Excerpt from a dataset
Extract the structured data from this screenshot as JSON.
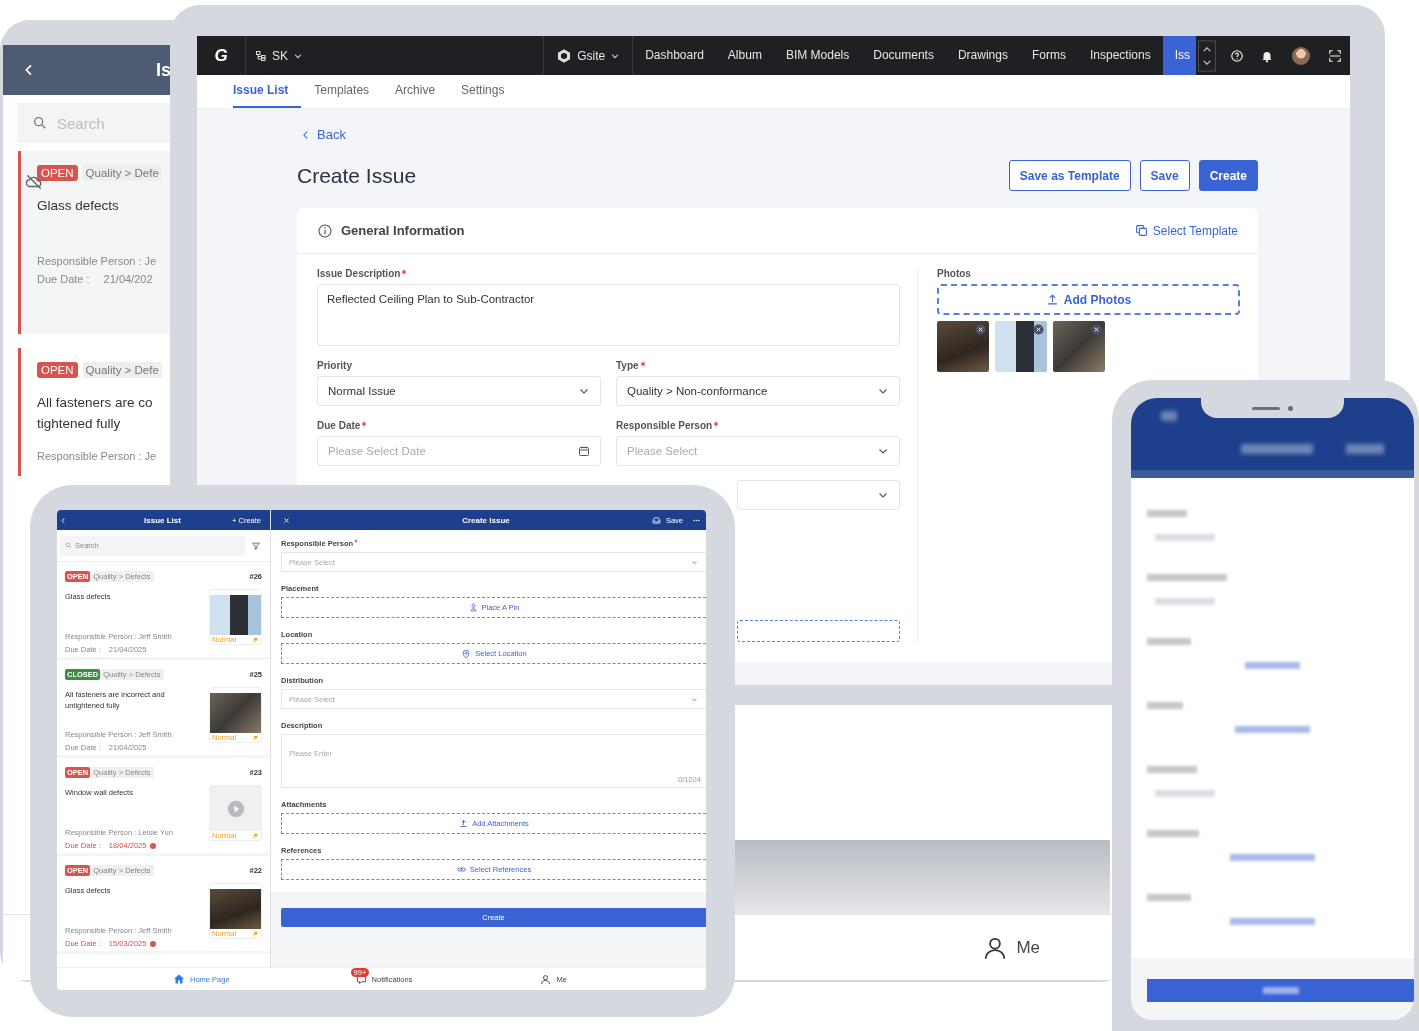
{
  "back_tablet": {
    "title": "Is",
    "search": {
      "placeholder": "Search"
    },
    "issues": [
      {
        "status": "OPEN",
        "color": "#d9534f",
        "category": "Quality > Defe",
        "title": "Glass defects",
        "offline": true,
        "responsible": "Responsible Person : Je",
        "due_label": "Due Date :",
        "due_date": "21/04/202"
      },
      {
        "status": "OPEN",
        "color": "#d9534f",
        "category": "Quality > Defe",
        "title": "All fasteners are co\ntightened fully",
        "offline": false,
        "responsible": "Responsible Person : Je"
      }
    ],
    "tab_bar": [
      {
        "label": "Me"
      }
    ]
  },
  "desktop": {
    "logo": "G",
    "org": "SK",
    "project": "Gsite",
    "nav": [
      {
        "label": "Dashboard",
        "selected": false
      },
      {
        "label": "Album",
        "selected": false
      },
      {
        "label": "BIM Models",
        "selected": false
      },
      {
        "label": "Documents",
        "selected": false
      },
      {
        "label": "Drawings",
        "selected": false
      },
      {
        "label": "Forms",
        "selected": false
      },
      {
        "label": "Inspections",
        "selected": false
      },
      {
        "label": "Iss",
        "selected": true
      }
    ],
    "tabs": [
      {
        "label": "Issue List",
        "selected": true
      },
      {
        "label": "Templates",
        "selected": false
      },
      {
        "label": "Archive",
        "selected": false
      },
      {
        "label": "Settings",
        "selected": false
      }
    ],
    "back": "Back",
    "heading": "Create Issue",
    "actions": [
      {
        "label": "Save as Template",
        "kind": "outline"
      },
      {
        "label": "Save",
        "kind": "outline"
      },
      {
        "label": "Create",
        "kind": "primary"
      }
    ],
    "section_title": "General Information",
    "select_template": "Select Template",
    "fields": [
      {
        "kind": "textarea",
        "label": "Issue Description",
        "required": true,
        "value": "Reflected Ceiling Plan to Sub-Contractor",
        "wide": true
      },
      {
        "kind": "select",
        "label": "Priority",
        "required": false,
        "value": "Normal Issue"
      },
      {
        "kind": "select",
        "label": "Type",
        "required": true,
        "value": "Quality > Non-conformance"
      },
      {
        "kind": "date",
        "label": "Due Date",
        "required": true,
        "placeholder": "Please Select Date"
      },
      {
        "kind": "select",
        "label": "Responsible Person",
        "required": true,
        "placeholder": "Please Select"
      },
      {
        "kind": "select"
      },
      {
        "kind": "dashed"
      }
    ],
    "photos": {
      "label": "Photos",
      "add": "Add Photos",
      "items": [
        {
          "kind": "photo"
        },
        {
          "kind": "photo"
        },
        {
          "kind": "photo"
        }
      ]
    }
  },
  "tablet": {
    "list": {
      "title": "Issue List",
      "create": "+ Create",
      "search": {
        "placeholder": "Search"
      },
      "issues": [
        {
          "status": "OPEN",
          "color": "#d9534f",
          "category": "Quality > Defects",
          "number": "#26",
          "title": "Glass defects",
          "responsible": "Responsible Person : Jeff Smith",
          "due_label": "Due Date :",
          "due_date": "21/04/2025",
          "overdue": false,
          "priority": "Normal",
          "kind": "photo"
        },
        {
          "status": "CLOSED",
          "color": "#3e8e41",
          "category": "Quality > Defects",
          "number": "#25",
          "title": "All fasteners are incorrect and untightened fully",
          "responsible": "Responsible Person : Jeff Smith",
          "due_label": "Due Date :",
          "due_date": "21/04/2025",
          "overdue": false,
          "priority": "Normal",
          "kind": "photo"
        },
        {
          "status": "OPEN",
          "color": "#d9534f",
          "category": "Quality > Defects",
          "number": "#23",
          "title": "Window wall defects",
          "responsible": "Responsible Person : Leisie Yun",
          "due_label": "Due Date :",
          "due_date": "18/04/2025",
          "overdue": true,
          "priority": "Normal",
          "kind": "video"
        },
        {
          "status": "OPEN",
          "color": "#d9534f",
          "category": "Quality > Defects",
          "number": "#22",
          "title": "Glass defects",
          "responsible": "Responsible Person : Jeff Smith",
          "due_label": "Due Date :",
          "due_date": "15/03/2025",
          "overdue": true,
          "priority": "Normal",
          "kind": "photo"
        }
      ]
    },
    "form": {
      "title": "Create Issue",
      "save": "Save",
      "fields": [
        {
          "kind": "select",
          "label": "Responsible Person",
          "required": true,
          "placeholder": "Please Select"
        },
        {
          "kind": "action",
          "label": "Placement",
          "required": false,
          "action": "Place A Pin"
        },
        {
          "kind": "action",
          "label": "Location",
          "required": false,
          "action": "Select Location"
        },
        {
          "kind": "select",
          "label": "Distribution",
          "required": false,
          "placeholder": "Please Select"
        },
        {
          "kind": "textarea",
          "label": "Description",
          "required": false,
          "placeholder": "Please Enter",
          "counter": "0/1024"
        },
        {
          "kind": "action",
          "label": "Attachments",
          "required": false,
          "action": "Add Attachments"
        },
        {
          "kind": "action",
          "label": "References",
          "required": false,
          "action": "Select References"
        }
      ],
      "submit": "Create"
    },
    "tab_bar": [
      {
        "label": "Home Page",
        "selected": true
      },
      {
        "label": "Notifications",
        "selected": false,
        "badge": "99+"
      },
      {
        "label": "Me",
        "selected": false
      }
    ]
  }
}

---

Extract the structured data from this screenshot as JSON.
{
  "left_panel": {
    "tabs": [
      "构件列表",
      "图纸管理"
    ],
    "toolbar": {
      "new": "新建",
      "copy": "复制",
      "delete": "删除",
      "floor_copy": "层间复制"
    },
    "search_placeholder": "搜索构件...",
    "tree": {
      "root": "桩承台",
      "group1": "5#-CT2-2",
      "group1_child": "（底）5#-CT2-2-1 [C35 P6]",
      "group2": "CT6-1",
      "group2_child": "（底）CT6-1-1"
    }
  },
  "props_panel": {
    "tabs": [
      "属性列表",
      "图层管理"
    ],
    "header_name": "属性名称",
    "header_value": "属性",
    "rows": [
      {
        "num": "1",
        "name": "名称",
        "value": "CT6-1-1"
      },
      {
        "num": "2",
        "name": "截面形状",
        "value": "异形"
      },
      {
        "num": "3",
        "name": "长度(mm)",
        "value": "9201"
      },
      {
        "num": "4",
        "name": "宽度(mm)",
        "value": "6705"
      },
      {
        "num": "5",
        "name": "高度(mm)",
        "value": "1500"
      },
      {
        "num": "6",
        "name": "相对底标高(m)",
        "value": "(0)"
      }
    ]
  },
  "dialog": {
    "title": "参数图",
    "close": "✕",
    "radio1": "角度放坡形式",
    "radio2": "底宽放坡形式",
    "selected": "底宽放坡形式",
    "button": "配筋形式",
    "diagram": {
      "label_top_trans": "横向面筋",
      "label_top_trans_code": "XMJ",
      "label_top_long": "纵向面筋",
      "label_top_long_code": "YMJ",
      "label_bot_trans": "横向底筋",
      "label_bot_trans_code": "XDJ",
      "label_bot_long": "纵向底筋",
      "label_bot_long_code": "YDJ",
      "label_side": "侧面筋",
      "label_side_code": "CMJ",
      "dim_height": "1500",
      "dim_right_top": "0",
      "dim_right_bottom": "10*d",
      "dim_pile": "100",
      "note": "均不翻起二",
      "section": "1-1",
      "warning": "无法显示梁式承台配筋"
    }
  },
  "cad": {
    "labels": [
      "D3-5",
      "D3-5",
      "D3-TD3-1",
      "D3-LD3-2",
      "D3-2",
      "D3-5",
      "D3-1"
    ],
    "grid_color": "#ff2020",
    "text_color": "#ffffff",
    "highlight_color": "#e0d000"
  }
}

▸ **Given problem**
Within the listing above, copy each line that has the string "Person".

▸ **Response to this task**
        "responsible": "Responsible Person : Je",
        "responsible": "Responsible Person : Je"
        "label": "Responsible Person",
          "responsible": "Responsible Person : Jeff Smith",
          "responsible": "Responsible Person : Jeff Smith",
          "responsible": "Responsible Person : Leisie Yun",
          "responsible": "Responsible Person : Jeff Smith",
          "label": "Responsible Person",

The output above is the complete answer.